Data entries:
------
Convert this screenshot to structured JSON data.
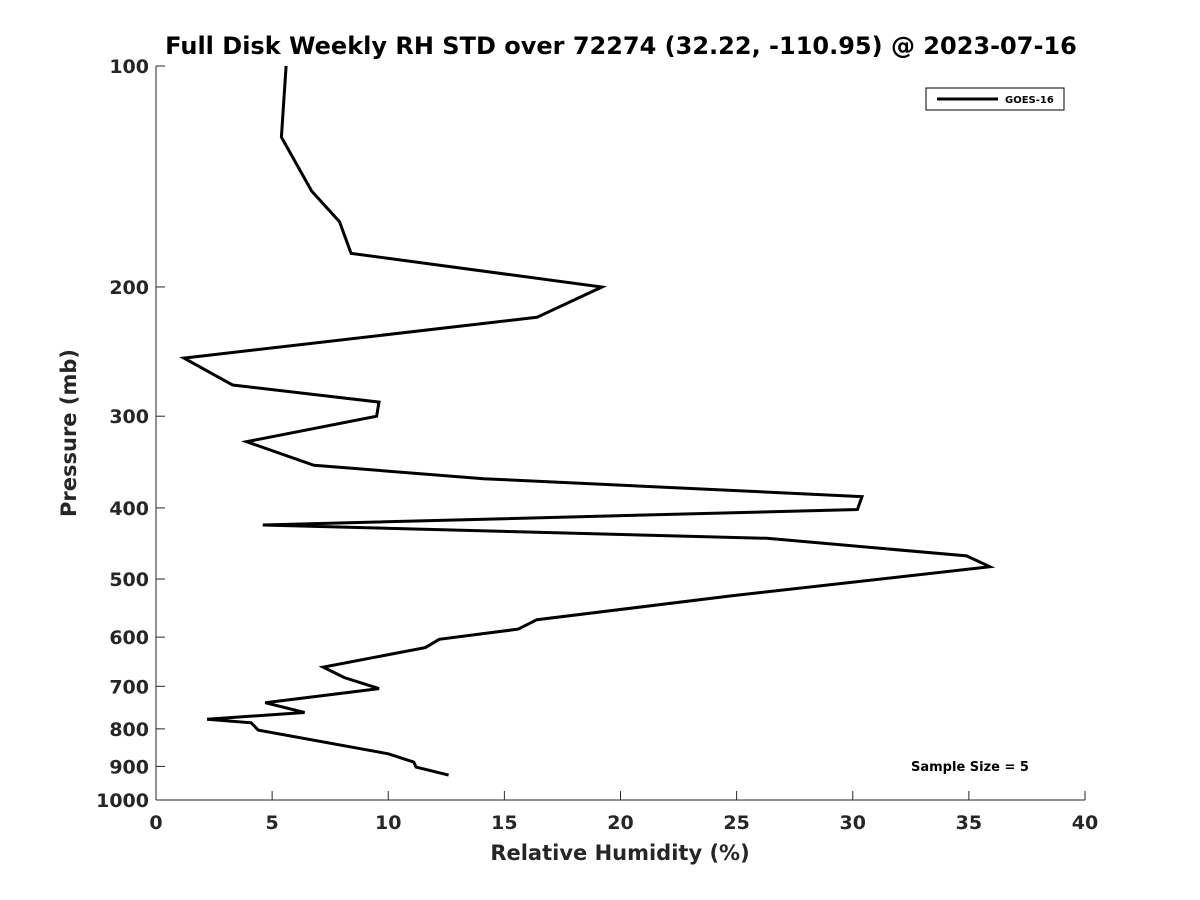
{
  "chart_data": {
    "type": "line",
    "title": "Full Disk Weekly RH STD over 72274 (32.22, -110.95) @ 2023-07-16",
    "xlabel": "Relative Humidity (%)",
    "ylabel": "Pressure (mb)",
    "xlim": [
      0,
      40
    ],
    "ylim": [
      100,
      1000
    ],
    "yscale": "log",
    "y_reversed": true,
    "grid": false,
    "x_ticks": [
      "0",
      "5",
      "10",
      "15",
      "20",
      "25",
      "30",
      "35",
      "40"
    ],
    "y_ticks": [
      "100",
      "200",
      "300",
      "400",
      "500",
      "600",
      "700",
      "800",
      "900",
      "1000"
    ],
    "legend": {
      "location": "top-right",
      "entries": [
        "GOES-16"
      ]
    },
    "annotation": "Sample Size = 5",
    "series": [
      {
        "name": "GOES-16",
        "color": "#000000",
        "x": [
          5.6,
          5.4,
          6.7,
          7.9,
          8.4,
          19.2,
          16.4,
          1.2,
          3.3,
          9.6,
          9.5,
          3.9,
          6.8,
          14.1,
          30.4,
          30.2,
          4.6,
          26.3,
          34.9,
          35.9,
          24.8,
          16.4,
          15.6,
          12.2,
          11.6,
          7.2,
          8.1,
          9.6,
          4.7,
          6.4,
          2.2,
          4.1,
          4.4,
          10.0,
          11.1,
          11.2,
          12.6
        ],
        "y": [
          100,
          125,
          148,
          163,
          180,
          200,
          220,
          250,
          272,
          287,
          300,
          325,
          350,
          365,
          386,
          402,
          422,
          440,
          465,
          481,
          527,
          568,
          585,
          604,
          620,
          659,
          681,
          705,
          737,
          760,
          776,
          785,
          803,
          865,
          888,
          902,
          925
        ]
      }
    ]
  }
}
------
§ **STATED TASK**:
Exclude every picture and copy the remaining data exactly.

§ **SOLUTION TO THIS EXERCISE**:
Convert this screenshot to structured JSON data.
{
  "chart_data": {
    "type": "line",
    "title": "Full Disk Weekly RH STD over 72274 (32.22, -110.95) @ 2023-07-16",
    "xlabel": "Relative Humidity (%)",
    "ylabel": "Pressure (mb)",
    "xlim": [
      0,
      40
    ],
    "ylim": [
      100,
      1000
    ],
    "yscale": "log",
    "y_reversed": true,
    "grid": false,
    "x_ticks": [
      "0",
      "5",
      "10",
      "15",
      "20",
      "25",
      "30",
      "35",
      "40"
    ],
    "y_ticks": [
      "100",
      "200",
      "300",
      "400",
      "500",
      "600",
      "700",
      "800",
      "900",
      "1000"
    ],
    "legend": {
      "location": "top-right",
      "entries": [
        "GOES-16"
      ]
    },
    "annotation": "Sample Size = 5",
    "series": [
      {
        "name": "GOES-16",
        "color": "#000000",
        "x": [
          5.6,
          5.4,
          6.7,
          7.9,
          8.4,
          19.2,
          16.4,
          1.2,
          3.3,
          9.6,
          9.5,
          3.9,
          6.8,
          14.1,
          30.4,
          30.2,
          4.6,
          26.3,
          34.9,
          35.9,
          24.8,
          16.4,
          15.6,
          12.2,
          11.6,
          7.2,
          8.1,
          9.6,
          4.7,
          6.4,
          2.2,
          4.1,
          4.4,
          10.0,
          11.1,
          11.2,
          12.6
        ],
        "y": [
          100,
          125,
          148,
          163,
          180,
          200,
          220,
          250,
          272,
          287,
          300,
          325,
          350,
          365,
          386,
          402,
          422,
          440,
          465,
          481,
          527,
          568,
          585,
          604,
          620,
          659,
          681,
          705,
          737,
          760,
          776,
          785,
          803,
          865,
          888,
          902,
          925
        ]
      }
    ]
  }
}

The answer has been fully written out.